▸ **What is asked**: In the entries below, count every line with the word "lyhyen". Return only the count.
====
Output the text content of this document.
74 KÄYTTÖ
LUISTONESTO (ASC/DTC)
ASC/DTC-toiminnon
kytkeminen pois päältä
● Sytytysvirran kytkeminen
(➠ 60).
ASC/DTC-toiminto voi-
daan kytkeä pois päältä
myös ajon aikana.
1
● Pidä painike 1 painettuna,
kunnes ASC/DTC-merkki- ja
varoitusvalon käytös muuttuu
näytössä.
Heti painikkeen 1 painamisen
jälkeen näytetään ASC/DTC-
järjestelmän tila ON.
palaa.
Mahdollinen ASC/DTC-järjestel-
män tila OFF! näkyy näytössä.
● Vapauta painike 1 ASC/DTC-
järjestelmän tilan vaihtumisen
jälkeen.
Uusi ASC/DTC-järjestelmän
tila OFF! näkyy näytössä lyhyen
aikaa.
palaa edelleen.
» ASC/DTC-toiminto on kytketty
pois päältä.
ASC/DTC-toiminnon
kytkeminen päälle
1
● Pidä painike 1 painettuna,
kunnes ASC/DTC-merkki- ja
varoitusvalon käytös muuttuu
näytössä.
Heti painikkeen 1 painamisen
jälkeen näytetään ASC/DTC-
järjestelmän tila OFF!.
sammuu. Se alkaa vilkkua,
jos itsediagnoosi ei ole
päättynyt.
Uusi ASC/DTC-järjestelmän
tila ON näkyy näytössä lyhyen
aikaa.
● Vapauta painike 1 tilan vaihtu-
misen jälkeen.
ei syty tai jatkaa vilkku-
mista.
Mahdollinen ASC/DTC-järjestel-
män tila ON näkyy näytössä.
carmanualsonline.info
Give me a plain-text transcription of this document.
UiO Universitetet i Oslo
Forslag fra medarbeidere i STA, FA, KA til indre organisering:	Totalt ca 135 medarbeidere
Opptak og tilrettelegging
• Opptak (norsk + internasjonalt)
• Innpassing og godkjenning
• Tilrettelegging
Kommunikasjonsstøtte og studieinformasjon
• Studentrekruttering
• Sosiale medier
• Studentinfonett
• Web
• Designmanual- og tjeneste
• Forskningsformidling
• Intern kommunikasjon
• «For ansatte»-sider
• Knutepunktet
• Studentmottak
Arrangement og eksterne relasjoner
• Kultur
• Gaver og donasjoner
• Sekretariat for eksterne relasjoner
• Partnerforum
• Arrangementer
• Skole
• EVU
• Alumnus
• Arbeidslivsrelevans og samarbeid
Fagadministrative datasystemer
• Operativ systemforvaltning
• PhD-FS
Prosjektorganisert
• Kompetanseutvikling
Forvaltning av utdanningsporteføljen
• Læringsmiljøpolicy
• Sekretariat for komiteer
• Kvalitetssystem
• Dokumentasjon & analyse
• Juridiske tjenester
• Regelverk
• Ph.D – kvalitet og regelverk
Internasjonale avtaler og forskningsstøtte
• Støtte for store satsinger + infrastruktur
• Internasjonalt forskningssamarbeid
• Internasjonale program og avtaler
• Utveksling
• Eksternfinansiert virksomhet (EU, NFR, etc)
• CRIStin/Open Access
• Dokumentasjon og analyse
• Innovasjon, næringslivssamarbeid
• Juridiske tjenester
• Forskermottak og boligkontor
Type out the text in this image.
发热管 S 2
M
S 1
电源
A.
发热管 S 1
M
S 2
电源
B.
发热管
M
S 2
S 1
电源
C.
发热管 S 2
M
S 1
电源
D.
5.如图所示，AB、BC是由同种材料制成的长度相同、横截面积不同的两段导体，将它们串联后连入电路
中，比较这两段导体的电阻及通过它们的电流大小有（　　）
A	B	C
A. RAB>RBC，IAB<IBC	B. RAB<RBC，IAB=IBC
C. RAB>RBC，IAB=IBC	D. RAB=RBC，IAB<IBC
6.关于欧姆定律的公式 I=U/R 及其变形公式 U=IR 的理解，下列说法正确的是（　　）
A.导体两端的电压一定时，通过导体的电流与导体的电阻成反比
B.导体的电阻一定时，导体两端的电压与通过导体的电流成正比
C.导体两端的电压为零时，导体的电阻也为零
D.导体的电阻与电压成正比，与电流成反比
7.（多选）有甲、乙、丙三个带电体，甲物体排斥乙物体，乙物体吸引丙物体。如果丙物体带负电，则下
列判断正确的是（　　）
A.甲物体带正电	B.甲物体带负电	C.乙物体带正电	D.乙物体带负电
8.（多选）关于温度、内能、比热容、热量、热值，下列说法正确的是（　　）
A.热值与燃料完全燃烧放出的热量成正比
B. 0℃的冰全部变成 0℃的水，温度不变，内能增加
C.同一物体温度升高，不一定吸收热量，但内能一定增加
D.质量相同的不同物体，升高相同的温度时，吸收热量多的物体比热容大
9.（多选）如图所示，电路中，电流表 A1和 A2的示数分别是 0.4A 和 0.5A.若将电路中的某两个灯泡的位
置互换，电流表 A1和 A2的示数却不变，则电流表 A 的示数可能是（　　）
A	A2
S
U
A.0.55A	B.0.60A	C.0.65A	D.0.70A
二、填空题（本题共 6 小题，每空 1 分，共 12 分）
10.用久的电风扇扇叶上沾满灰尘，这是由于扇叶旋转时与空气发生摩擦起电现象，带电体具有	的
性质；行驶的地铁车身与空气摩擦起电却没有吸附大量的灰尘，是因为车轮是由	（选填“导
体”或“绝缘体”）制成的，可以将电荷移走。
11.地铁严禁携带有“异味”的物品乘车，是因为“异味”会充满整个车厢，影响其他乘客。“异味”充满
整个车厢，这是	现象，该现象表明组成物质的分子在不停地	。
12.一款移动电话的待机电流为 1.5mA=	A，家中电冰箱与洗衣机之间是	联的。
====
▸ **Right answer**: 2